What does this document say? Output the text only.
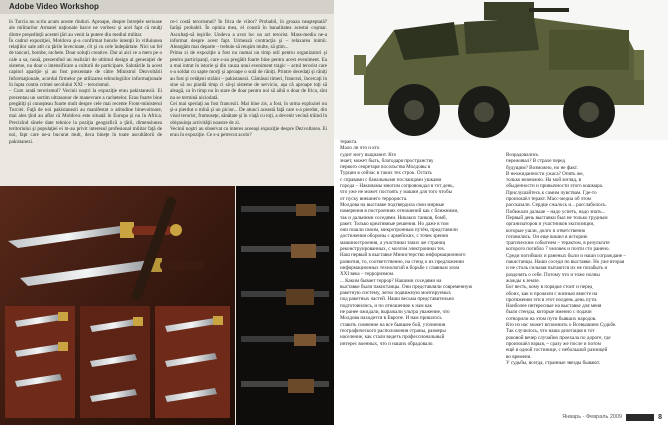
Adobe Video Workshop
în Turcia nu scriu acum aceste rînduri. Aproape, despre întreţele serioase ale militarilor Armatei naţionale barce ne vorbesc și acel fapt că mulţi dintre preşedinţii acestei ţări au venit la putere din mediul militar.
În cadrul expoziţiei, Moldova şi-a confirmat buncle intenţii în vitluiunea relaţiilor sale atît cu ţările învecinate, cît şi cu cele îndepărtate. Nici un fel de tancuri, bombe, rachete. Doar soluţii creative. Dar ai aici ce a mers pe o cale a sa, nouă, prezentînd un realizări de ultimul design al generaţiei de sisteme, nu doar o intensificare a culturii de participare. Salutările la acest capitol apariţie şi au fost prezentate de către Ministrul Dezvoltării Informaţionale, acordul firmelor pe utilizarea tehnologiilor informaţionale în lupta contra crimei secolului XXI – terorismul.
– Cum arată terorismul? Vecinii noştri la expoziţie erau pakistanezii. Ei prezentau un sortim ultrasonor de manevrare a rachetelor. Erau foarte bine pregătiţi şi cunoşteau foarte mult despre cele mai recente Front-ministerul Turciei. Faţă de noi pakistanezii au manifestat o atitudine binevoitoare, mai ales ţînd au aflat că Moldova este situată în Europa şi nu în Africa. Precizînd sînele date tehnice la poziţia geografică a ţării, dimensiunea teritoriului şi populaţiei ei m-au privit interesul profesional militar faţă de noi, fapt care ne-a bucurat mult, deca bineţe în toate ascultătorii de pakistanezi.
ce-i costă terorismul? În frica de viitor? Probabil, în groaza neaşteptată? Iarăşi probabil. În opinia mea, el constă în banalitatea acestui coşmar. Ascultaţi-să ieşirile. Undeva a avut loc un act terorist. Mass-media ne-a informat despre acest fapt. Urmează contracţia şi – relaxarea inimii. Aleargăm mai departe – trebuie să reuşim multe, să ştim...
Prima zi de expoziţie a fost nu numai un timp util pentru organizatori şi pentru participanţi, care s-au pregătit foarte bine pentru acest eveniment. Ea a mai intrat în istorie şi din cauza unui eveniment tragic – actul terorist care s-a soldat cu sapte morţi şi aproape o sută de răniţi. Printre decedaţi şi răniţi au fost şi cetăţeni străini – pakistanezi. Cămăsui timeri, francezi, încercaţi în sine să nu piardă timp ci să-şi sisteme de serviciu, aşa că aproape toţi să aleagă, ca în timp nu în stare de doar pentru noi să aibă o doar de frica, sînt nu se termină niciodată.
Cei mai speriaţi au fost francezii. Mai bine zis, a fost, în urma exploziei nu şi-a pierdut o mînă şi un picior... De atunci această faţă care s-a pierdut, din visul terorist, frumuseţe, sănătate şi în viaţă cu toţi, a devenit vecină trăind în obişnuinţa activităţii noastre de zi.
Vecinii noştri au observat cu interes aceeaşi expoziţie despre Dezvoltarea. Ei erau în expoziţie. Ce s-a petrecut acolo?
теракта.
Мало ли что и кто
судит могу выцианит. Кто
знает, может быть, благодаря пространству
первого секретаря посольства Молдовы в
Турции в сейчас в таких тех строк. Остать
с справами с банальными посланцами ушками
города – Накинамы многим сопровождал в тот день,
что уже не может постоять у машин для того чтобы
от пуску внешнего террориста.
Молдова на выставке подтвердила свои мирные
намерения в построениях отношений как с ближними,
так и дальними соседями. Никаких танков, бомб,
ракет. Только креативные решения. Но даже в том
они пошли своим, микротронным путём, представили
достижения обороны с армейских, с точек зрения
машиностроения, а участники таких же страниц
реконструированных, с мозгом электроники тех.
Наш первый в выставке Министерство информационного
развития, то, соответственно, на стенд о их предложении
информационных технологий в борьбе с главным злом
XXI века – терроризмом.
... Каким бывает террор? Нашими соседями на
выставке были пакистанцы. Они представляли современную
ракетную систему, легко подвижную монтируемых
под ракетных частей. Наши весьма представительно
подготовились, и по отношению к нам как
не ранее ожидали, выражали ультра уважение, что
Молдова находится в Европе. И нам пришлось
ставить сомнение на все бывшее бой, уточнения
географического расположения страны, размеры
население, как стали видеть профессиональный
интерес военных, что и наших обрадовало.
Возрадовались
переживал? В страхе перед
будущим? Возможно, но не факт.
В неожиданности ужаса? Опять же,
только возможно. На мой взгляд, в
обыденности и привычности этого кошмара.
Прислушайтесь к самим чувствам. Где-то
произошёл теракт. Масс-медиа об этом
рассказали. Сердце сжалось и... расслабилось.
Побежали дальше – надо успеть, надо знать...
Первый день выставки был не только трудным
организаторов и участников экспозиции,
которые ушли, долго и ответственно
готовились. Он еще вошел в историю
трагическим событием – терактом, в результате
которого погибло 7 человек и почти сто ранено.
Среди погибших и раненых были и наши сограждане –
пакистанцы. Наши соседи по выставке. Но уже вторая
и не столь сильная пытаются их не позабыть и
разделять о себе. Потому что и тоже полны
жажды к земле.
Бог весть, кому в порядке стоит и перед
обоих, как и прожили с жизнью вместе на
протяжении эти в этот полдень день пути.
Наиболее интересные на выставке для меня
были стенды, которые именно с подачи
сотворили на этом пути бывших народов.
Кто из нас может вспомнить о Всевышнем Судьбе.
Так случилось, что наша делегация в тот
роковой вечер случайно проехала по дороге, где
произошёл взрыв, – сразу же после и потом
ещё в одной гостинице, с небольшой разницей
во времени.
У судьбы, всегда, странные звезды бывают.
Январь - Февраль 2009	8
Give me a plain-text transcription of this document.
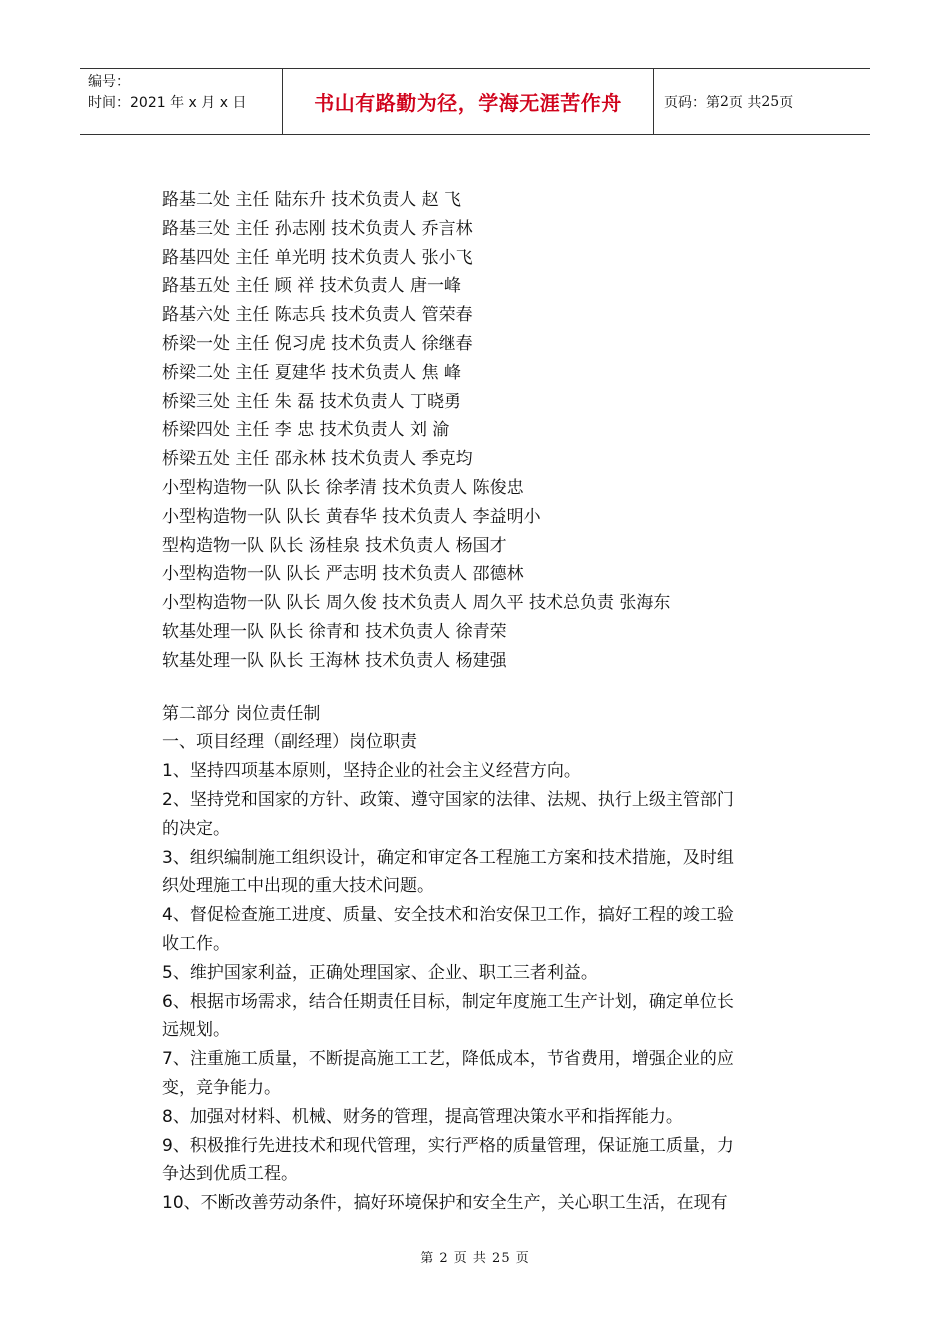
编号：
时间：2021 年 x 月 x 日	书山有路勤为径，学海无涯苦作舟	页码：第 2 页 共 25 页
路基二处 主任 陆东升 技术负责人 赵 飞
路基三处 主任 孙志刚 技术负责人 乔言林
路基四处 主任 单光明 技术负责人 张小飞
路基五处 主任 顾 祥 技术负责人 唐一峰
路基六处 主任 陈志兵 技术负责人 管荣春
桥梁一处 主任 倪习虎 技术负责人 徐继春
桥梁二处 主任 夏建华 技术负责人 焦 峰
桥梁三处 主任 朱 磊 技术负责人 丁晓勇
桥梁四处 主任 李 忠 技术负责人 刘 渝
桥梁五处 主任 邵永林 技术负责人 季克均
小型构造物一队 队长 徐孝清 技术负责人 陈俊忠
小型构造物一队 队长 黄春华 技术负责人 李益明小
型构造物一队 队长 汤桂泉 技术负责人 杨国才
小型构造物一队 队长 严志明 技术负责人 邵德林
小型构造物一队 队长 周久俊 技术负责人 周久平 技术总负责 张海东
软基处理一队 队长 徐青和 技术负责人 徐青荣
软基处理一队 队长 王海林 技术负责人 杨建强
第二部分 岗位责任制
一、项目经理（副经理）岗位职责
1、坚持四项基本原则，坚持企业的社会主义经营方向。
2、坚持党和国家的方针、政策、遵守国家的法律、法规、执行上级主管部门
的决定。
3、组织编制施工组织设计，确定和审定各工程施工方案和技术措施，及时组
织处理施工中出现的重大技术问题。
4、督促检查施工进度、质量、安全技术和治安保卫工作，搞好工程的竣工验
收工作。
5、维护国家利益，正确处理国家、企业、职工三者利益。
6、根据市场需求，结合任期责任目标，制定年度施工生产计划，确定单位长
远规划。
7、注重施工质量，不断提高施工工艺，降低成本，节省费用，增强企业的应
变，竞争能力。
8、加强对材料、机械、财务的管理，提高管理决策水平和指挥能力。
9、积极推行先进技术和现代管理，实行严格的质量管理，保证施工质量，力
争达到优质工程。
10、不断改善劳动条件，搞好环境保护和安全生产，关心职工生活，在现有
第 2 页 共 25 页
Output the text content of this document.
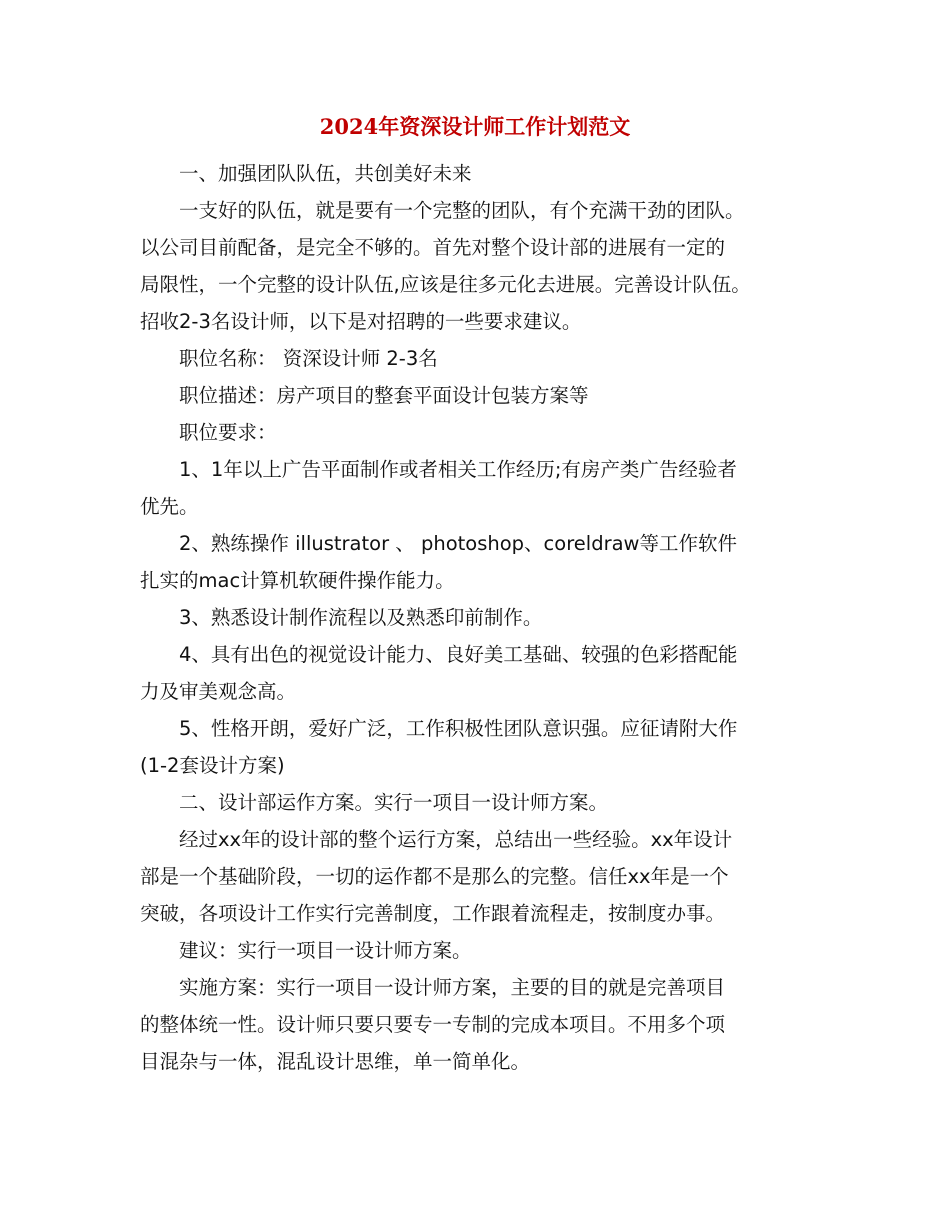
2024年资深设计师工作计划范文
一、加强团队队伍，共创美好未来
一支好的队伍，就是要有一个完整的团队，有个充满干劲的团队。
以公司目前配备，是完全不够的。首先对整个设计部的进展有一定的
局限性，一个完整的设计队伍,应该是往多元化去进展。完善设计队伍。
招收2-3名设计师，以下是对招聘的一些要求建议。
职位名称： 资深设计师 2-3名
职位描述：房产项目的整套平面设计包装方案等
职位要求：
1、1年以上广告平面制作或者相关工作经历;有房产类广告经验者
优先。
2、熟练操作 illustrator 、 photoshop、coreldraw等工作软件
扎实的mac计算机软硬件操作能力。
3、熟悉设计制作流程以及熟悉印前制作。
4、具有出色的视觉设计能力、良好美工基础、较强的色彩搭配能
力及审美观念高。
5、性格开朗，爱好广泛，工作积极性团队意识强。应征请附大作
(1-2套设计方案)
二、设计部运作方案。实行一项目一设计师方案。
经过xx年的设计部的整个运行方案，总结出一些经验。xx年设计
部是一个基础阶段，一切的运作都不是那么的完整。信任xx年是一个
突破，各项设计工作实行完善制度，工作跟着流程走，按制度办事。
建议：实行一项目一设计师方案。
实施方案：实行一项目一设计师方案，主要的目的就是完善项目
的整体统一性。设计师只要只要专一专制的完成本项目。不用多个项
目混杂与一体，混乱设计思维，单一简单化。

########################################

# Task
Pull every line containing the word "noştri" out of the material and copy it.

# Task answer
– Cum arată terorismul? Vecinii noştri la expoziţie erau pakistanezii. Ei prezentau un sortim ultrasonor de manevrare a rachetelor. Erau foarte bine pregătiţi şi cunoşteau foarte mult despre cele mai recente Front-ministerul Turciei. Faţă de noi pakistanezii au manifestat o atitudine binevoitoare, mai ales ţînd au aflat că Moldova este situată în Europa şi nu în Africa. Precizînd sînele date tehnice la poziţia geografică a ţării, dimensiunea teritoriului şi populaţiei ei m-au privit interesul profesional militar faţă de noi, fapt care ne-a bucurat mult, deca bineţe în toate ascultătorii de pakistanezi.
Vecinii noştri au observat cu interes aceeaşi expoziţie despre Dezvoltarea. Ei erau în expoziţie. Ce s-a petrecut acolo?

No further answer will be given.